_PASSAGE SHOWN_
SARS LOSES APPEAL AGAINST SA SUPERMODEL’S TAX BILL IN R142M GIFT

The Western Cape High Court has for the second time dismissed the five year-long appeal by the South African Revenue Service (Sars) to tax about R44 million out of R142m gifted to a South African swimwear model by former Lebanese prime minister Saad Hariri, after the Tax Court had found against her without hearing her representation on the matter.

In a judgment delivered on Friday, Western Cape High Court Judge Ashley Binns-Ward struck off the roll Sars’s application with costs, which included the costs incurred by the appellant in raising an objection to the court’s jurisdiction to decide the application.

The case by fashion model, Candice van der Merwe – also now known as Candice-Jean Poulter – dates back to 2019 when she received a gift of R142m as a means to add glamour and exclusivity to an event at a holiday resort on the Seychelles Islands.

Poulter contested the requirement by the tax court to pay the R44m as a tax obligation on the gift, and subsequently lost an appeal to the challenge which would not be entertained as she was represented by her father who is not a legal practitioner.

_DATA SUPPLIED_
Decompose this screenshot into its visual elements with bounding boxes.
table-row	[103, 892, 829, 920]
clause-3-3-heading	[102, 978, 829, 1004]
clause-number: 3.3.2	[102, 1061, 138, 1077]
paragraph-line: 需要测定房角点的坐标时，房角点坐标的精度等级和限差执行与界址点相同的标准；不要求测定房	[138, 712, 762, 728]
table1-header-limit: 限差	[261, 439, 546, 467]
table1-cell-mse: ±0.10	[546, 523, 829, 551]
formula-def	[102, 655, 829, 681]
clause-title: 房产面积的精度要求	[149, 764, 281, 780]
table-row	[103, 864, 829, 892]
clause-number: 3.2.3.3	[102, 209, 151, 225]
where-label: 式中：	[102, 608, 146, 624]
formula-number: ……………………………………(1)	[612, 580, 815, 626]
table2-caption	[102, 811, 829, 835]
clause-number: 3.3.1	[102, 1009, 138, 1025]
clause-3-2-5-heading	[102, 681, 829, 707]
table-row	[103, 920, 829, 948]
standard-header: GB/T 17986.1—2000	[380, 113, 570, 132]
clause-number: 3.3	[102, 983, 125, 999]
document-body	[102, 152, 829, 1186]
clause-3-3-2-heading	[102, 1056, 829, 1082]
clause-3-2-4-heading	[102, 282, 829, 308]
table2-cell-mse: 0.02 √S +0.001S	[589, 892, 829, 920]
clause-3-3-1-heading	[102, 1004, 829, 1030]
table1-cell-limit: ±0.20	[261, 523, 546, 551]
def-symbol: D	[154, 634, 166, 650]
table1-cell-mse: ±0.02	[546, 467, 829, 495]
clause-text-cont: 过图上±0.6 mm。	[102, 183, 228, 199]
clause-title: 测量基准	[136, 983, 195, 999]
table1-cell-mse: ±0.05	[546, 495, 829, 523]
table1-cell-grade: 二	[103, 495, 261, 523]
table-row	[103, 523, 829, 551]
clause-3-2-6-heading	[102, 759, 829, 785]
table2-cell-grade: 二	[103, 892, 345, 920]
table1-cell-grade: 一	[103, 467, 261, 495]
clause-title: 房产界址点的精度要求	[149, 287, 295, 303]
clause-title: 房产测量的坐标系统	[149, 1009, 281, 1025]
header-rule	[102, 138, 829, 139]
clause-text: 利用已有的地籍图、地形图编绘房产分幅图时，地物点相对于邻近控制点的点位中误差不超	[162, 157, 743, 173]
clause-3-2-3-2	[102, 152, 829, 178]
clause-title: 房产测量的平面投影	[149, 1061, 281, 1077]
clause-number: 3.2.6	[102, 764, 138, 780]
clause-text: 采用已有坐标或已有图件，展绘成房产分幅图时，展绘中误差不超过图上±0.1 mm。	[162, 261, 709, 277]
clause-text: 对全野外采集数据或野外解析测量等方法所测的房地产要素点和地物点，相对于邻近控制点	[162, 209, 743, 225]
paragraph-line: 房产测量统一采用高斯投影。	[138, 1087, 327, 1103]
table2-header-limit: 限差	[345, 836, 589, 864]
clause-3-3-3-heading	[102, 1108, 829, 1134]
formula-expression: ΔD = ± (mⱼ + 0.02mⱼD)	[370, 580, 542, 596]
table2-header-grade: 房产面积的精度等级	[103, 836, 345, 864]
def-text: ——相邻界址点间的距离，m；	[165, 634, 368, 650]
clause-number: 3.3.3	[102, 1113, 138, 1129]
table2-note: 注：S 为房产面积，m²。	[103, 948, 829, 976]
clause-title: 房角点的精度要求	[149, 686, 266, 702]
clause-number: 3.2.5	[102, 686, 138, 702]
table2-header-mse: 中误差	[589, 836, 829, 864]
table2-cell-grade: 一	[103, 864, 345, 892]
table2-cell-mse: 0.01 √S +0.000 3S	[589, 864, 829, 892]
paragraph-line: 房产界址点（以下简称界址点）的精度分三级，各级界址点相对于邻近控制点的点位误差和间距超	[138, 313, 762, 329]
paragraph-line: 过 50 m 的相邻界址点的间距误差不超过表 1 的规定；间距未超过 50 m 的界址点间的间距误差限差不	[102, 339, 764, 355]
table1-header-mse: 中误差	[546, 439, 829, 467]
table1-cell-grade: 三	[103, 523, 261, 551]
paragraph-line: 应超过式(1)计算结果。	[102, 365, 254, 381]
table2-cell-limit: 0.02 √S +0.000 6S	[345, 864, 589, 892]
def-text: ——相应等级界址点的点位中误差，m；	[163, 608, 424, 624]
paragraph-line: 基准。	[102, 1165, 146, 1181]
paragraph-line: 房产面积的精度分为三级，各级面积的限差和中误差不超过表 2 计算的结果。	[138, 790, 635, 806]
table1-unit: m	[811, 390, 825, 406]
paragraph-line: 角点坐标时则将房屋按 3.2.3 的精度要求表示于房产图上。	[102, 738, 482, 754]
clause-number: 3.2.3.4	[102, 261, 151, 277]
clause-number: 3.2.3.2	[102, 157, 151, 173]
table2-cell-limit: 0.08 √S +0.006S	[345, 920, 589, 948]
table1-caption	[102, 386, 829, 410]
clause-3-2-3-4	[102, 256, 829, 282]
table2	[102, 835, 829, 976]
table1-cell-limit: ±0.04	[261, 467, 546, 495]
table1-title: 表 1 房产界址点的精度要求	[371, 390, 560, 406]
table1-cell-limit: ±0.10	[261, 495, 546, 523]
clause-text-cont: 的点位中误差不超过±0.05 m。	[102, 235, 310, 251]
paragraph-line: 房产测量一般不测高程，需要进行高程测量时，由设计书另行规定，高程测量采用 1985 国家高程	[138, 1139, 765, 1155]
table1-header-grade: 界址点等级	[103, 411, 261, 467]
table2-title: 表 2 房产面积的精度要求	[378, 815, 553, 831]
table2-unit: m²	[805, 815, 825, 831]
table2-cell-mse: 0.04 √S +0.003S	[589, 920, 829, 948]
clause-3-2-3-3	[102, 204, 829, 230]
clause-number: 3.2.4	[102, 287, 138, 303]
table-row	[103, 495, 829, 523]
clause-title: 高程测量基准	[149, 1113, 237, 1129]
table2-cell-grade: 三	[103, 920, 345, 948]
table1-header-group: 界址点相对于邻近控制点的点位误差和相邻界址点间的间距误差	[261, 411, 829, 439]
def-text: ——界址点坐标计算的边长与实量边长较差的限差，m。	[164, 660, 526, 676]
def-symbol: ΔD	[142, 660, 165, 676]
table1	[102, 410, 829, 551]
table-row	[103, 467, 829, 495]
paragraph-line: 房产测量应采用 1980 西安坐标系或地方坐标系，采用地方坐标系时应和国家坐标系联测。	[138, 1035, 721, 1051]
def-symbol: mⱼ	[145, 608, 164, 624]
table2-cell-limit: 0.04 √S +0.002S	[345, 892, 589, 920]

_STATED EXERCISE 1_
List every person named in the Sars gift-tax article, with each one's role as the article gives it.
_STATED EXERCISE 2_
Pick up the Sars gift-tax article after its last sentence and continue it.

_RESULT 1_
- Saad Hariri: former Lebanese prime minister, who gifted the R142m
- Ashley Binns-Ward: Western Cape High Court judge, who delivered the judgment
- Candice van der Merwe, also known as Candice-Jean Poulter: South African swimwear and fashion model who received the gift

_RESULT 2_
The high court earlier this year heard her application in which she said the tax court had erred in not allowing her representative to act on her behalf, and maintained that the court had acted incorrectly in ruling that only legal practitioners could facilitate her case.

The court ruled in April that the Taxation Act was silent on if a representative needed to be a qualified legal practitioner.

Now, in upholding the appeal from the tax court, the high court on Friday said it held that tax courts were courts of revision, not courts of law.

It held that the bar against lay representation in courts of law consequently did not apply in proceedings in a tax court.

“The effect of this court’s judgment is that the appellant may proceed with her appeal in a tax court represented by her chosen and duly authorised lay representative on a date to be advised by the registrar of the Tax Court,” the court ruled.

Poulter in April had objected to Sars’s application to the high court for leave to appeal “an irregular step”.

The high court in April found that the tax court had proceeded correctly, deciding the case based on the evidence available when Poulter did not appear and it exercised its power to make decisions if a party or their authorised representative did not appear, provided that proper notice had been given.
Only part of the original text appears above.